→ **EXERCISE DESCRIPTION**
Say how many lines of the listing below contain "计算机网络技术", giving the number and nothing else.

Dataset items
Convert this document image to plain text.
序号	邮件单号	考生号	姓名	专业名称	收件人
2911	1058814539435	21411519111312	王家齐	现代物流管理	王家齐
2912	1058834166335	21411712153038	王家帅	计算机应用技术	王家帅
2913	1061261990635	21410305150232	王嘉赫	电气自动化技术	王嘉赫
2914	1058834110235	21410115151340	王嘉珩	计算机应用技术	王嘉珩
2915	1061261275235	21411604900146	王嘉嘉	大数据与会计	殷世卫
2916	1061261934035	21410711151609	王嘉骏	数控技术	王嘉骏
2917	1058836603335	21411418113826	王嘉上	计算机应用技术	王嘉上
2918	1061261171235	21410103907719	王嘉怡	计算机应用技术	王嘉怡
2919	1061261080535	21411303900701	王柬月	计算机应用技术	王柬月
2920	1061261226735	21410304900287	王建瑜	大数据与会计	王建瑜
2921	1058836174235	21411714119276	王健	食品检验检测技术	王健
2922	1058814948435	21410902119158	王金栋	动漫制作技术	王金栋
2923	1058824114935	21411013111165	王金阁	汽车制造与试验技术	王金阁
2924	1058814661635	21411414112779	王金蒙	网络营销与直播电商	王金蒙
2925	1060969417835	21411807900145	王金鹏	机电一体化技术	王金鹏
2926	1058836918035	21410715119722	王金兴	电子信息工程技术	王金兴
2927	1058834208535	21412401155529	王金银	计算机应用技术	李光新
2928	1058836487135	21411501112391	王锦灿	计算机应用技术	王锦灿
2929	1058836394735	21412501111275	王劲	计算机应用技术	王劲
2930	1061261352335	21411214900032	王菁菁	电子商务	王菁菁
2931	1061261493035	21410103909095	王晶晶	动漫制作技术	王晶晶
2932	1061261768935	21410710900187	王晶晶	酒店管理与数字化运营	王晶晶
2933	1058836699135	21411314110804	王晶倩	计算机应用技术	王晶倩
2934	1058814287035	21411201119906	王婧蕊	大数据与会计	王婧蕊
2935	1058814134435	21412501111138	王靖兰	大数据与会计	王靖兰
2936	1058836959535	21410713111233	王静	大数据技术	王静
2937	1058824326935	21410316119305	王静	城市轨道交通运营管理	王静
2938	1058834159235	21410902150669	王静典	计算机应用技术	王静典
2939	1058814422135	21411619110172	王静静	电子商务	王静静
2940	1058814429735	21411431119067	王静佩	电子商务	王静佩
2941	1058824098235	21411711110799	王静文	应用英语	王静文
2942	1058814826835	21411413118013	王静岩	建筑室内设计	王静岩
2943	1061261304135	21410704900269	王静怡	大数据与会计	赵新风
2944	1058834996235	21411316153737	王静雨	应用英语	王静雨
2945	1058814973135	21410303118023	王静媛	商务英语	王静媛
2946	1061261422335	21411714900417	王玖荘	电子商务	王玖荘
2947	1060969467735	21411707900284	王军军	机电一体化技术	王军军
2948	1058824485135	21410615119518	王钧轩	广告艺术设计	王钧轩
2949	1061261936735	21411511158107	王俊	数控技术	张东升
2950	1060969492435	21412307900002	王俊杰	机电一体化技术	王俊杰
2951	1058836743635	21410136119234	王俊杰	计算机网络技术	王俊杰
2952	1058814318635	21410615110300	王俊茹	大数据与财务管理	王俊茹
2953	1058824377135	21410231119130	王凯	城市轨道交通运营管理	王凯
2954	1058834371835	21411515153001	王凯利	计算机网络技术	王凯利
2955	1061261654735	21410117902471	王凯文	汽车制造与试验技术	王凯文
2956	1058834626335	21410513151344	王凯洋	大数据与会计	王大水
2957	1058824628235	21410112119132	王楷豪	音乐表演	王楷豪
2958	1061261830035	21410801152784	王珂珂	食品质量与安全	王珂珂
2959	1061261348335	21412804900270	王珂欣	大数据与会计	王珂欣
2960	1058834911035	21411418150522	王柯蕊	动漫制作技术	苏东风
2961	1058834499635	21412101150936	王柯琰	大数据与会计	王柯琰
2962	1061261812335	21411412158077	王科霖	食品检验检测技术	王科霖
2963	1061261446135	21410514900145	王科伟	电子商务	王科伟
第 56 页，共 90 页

--

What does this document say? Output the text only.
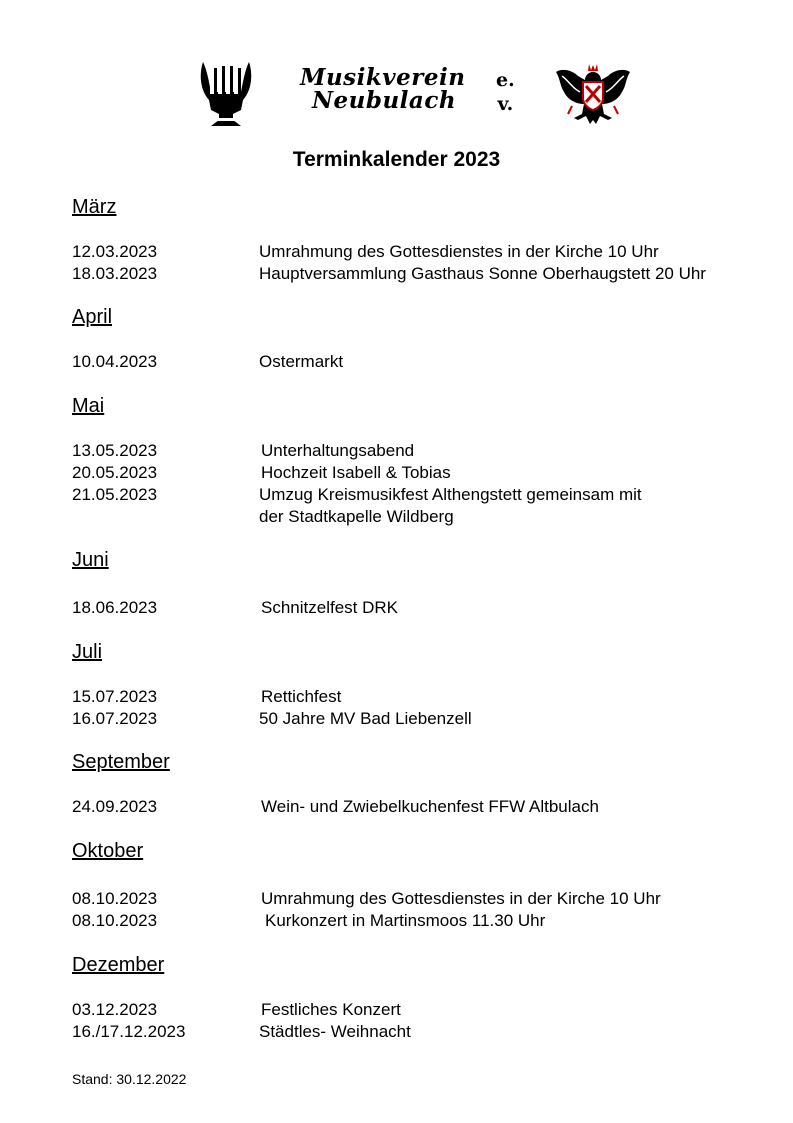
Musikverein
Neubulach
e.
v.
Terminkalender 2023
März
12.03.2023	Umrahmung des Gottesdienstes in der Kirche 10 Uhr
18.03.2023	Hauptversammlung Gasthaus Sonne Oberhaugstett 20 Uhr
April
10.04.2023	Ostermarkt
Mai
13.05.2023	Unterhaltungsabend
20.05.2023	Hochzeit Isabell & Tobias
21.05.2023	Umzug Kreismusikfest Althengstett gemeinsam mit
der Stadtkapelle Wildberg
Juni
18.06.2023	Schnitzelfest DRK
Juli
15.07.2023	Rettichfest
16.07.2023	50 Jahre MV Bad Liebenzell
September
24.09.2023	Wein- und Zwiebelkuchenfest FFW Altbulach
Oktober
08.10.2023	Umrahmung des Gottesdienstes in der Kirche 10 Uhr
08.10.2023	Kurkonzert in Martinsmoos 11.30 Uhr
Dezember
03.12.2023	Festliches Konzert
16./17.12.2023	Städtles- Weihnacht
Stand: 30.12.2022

→ **TASK OUTPUT**
2